Reproduce each line bearing the word "POWER".

Stored data entries
▼

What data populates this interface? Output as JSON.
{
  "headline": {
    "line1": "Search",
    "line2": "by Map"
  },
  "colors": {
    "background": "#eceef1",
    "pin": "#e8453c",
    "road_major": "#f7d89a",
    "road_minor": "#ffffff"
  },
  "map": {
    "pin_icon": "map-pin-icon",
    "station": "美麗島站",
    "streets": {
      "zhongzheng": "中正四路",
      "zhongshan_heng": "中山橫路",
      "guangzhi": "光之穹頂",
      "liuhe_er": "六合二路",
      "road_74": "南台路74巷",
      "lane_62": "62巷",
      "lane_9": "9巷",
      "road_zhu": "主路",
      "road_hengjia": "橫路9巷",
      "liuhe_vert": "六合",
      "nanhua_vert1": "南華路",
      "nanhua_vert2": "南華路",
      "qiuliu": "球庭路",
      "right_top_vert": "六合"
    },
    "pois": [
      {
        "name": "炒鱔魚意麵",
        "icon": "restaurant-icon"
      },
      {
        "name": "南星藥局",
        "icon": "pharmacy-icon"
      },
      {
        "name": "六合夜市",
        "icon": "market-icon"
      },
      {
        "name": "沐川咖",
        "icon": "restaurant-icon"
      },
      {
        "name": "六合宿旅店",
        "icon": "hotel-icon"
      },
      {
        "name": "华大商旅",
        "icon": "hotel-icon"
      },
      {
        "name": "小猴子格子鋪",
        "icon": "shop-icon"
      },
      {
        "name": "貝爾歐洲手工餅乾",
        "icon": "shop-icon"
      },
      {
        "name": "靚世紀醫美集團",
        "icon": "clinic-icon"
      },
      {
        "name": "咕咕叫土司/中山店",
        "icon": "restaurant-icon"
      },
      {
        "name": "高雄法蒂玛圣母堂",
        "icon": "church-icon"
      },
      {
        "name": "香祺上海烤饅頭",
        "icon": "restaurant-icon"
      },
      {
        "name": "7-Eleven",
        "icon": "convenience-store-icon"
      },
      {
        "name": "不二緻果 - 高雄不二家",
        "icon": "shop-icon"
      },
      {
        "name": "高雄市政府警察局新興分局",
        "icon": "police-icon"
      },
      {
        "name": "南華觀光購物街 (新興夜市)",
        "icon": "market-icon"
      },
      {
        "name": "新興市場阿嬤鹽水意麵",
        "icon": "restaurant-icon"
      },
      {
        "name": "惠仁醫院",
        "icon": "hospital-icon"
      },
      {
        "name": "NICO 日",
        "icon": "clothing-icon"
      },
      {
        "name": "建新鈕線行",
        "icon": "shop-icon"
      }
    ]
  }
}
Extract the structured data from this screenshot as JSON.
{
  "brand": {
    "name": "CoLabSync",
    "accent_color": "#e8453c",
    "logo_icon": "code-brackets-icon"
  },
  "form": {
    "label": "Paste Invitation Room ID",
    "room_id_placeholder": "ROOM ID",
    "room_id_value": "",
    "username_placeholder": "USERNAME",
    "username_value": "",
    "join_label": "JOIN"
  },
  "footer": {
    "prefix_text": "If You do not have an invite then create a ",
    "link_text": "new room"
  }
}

▲
▼

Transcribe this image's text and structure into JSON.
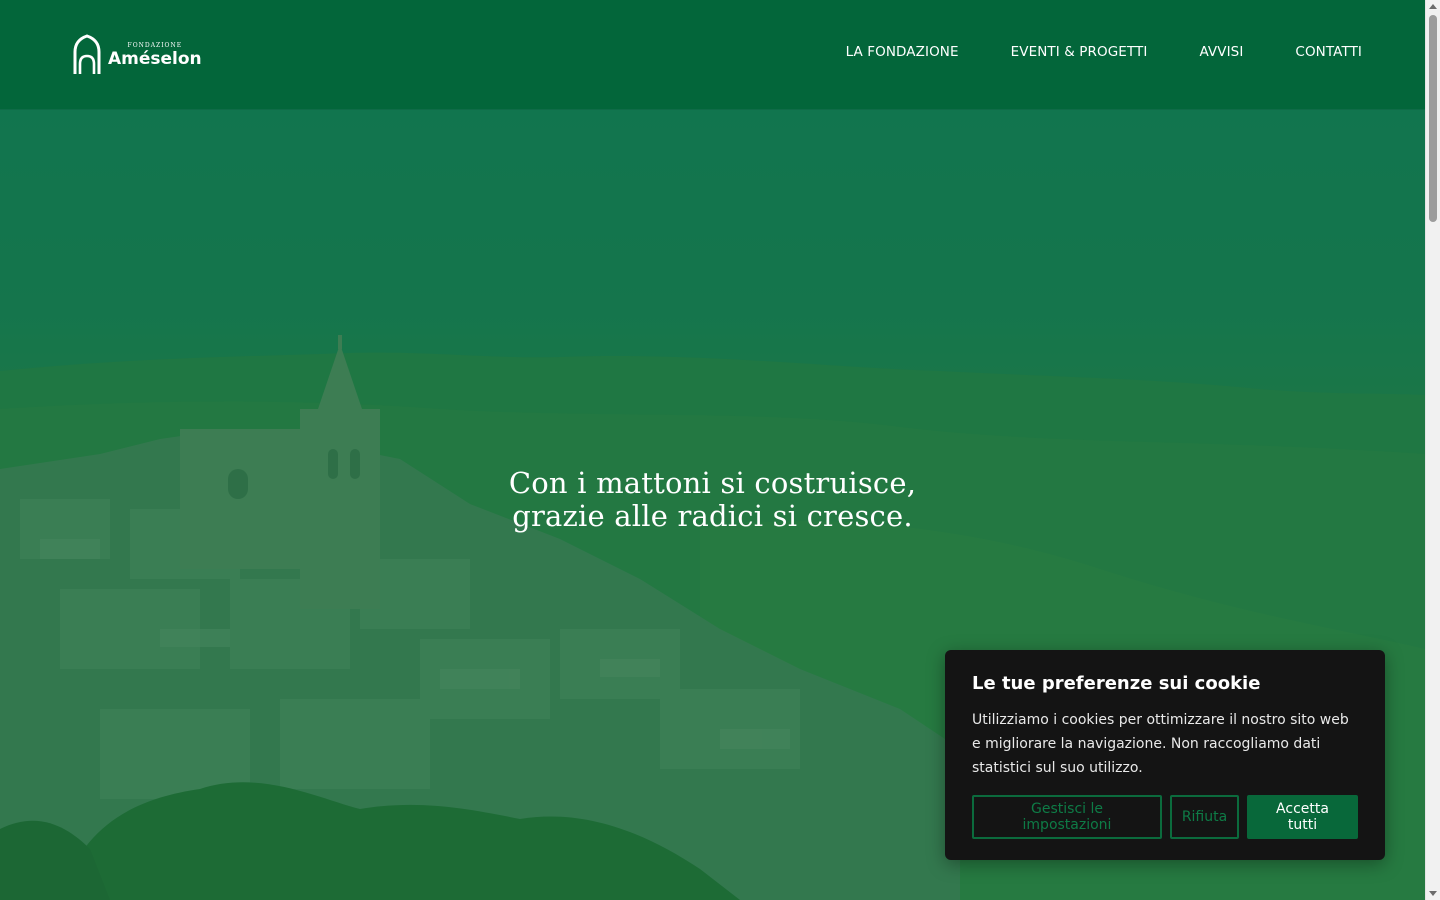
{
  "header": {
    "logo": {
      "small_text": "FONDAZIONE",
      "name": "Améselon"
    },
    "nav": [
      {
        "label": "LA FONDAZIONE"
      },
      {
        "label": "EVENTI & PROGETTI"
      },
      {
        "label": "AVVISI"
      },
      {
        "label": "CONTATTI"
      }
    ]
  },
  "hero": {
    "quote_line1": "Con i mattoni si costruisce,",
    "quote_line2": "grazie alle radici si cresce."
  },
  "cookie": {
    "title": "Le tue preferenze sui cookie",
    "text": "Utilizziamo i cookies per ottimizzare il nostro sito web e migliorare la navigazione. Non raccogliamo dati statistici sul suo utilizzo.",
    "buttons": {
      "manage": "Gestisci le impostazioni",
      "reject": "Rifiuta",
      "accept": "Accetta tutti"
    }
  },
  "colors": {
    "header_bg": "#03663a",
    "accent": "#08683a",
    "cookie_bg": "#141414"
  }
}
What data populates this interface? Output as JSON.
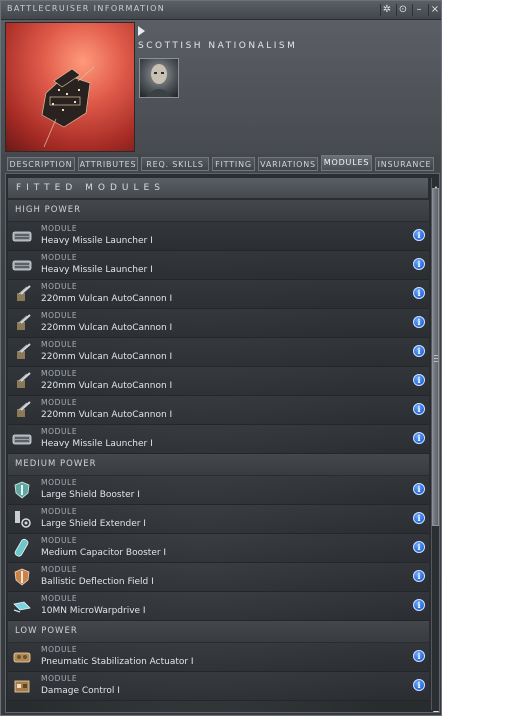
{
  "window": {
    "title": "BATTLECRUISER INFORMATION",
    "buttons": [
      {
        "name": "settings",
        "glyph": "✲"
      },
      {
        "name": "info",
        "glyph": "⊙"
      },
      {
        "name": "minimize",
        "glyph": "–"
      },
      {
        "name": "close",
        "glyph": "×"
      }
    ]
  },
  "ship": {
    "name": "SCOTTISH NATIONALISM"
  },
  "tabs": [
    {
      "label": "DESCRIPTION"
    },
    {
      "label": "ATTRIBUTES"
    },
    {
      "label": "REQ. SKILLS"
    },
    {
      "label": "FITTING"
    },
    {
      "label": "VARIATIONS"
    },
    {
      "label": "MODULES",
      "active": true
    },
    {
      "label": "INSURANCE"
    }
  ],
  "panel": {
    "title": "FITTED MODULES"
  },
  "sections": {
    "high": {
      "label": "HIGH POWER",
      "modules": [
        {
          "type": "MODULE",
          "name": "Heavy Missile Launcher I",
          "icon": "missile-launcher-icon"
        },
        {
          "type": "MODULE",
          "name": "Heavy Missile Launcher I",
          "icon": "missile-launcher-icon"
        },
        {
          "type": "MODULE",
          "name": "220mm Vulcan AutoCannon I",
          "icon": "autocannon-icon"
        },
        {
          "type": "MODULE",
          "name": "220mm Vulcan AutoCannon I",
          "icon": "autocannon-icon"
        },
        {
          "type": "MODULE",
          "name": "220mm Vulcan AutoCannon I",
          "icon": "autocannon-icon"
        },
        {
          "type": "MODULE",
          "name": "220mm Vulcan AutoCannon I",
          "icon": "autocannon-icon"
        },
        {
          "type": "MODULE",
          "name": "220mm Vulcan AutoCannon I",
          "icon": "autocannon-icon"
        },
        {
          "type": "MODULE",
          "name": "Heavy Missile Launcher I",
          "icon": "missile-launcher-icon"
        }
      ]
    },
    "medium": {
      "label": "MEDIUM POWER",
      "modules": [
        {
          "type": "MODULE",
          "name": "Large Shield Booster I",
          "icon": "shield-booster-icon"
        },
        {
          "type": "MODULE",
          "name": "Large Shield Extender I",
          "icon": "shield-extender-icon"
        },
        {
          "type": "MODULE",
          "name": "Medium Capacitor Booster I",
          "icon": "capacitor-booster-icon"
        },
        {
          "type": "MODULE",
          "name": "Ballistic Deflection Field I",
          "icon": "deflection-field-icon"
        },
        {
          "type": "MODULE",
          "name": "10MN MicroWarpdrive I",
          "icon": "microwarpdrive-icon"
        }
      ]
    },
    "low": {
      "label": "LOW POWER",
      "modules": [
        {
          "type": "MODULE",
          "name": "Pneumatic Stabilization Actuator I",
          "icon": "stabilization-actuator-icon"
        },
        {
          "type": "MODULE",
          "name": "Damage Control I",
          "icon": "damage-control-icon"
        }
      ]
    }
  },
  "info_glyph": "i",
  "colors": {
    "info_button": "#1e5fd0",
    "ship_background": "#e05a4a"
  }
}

▲

• [EXERCISE SOLUTION]:
      "label": "HIGH POWER",
      "label": "MEDIUM POWER",
      "label": "LOW POWER",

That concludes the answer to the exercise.